PROBLEM: Repeat the listing in full, word for word.

LISTED ENTRIES:
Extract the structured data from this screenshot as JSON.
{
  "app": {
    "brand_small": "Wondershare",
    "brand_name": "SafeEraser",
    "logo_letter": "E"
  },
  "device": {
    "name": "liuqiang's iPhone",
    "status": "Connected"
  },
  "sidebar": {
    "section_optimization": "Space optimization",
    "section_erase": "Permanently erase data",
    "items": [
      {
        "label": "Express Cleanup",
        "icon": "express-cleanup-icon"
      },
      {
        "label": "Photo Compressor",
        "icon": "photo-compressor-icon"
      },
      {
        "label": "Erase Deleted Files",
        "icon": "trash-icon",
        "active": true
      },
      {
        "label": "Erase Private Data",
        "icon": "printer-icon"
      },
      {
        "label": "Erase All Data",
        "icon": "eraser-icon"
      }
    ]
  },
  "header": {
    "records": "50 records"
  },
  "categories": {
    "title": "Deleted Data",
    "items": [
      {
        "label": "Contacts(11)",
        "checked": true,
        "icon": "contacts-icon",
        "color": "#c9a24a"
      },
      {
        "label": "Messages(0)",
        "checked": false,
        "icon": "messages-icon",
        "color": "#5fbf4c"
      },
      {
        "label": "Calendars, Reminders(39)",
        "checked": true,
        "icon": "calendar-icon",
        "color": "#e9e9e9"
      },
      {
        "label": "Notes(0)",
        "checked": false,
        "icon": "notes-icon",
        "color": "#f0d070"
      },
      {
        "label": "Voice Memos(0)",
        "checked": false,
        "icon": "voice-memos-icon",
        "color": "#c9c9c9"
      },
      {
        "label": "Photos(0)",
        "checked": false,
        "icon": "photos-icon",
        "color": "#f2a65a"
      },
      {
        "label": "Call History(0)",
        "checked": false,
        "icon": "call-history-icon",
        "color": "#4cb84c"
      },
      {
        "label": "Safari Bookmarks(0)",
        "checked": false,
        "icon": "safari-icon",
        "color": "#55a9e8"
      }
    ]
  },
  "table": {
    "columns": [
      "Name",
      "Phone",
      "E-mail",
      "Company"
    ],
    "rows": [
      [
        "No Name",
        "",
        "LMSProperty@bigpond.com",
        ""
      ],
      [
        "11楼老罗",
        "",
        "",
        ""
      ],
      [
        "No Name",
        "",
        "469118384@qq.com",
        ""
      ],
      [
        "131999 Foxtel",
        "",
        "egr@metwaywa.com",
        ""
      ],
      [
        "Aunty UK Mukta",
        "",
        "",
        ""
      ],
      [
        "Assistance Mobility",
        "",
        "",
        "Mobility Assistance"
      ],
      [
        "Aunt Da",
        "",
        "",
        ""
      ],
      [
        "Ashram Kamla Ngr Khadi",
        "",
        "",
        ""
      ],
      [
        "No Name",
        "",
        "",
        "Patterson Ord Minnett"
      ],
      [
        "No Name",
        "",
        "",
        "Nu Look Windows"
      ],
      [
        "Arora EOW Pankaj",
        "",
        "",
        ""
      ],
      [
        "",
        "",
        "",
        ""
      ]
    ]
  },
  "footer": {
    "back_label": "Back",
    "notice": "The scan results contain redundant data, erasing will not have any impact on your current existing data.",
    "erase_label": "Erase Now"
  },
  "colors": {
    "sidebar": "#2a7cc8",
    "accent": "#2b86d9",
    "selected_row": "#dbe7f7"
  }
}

RESULT:
Extract the structured data from this screenshot as JSON.
{
  "app": {
    "brand_small": "Wondershare",
    "brand_name": "SafeEraser",
    "logo_letter": "E"
  },
  "device": {
    "name": "liuqiang's iPhone",
    "status": "Connected"
  },
  "sidebar": {
    "section_optimization": "Space optimization",
    "section_erase": "Permanently erase data",
    "items": [
      {
        "label": "Express Cleanup",
        "icon": "express-cleanup-icon"
      },
      {
        "label": "Photo Compressor",
        "icon": "photo-compressor-icon"
      },
      {
        "label": "Erase Deleted Files",
        "icon": "trash-icon",
        "active": true
      },
      {
        "label": "Erase Private Data",
        "icon": "printer-icon"
      },
      {
        "label": "Erase All Data",
        "icon": "eraser-icon"
      }
    ]
  },
  "header": {
    "records": "50 records"
  },
  "categories": {
    "title": "Deleted Data",
    "items": [
      {
        "label": "Contacts(11)",
        "checked": true,
        "icon": "contacts-icon",
        "color": "#c9a24a"
      },
      {
        "label": "Messages(0)",
        "checked": false,
        "icon": "messages-icon",
        "color": "#5fbf4c"
      },
      {
        "label": "Calendars, Reminders(39)",
        "checked": true,
        "icon": "calendar-icon",
        "color": "#e9e9e9"
      },
      {
        "label": "Notes(0)",
        "checked": false,
        "icon": "notes-icon",
        "color": "#f0d070"
      },
      {
        "label": "Voice Memos(0)",
        "checked": false,
        "icon": "voice-memos-icon",
        "color": "#c9c9c9"
      },
      {
        "label": "Photos(0)",
        "checked": false,
        "icon": "photos-icon",
        "color": "#f2a65a"
      },
      {
        "label": "Call History(0)",
        "checked": false,
        "icon": "call-history-icon",
        "color": "#4cb84c"
      },
      {
        "label": "Safari Bookmarks(0)",
        "checked": false,
        "icon": "safari-icon",
        "color": "#55a9e8"
      }
    ]
  },
  "table": {
    "columns": [
      "Name",
      "Phone",
      "E-mail",
      "Company"
    ],
    "rows": [
      [
        "No Name",
        "",
        "LMSProperty@bigpond.com",
        ""
      ],
      [
        "11楼老罗",
        "",
        "",
        ""
      ],
      [
        "No Name",
        "",
        "469118384@qq.com",
        ""
      ],
      [
        "131999 Foxtel",
        "",
        "egr@metwaywa.com",
        ""
      ],
      [
        "Aunty UK Mukta",
        "",
        "",
        ""
      ],
      [
        "Assistance Mobility",
        "",
        "",
        "Mobility Assistance"
      ],
      [
        "Aunt Da",
        "",
        "",
        ""
      ],
      [
        "Ashram Kamla Ngr Khadi",
        "",
        "",
        ""
      ],
      [
        "No Name",
        "",
        "",
        "Patterson Ord Minnett"
      ],
      [
        "No Name",
        "",
        "",
        "Nu Look Windows"
      ],
      [
        "Arora EOW Pankaj",
        "",
        "",
        ""
      ],
      [
        "",
        "",
        "",
        ""
      ]
    ]
  },
  "footer": {
    "back_label": "Back",
    "notice": "The scan results contain redundant data, erasing will not have any impact on your current existing data.",
    "erase_label": "Erase Now"
  },
  "colors": {
    "sidebar": "#2a7cc8",
    "accent": "#2b86d9",
    "selected_row": "#dbe7f7"
  }
}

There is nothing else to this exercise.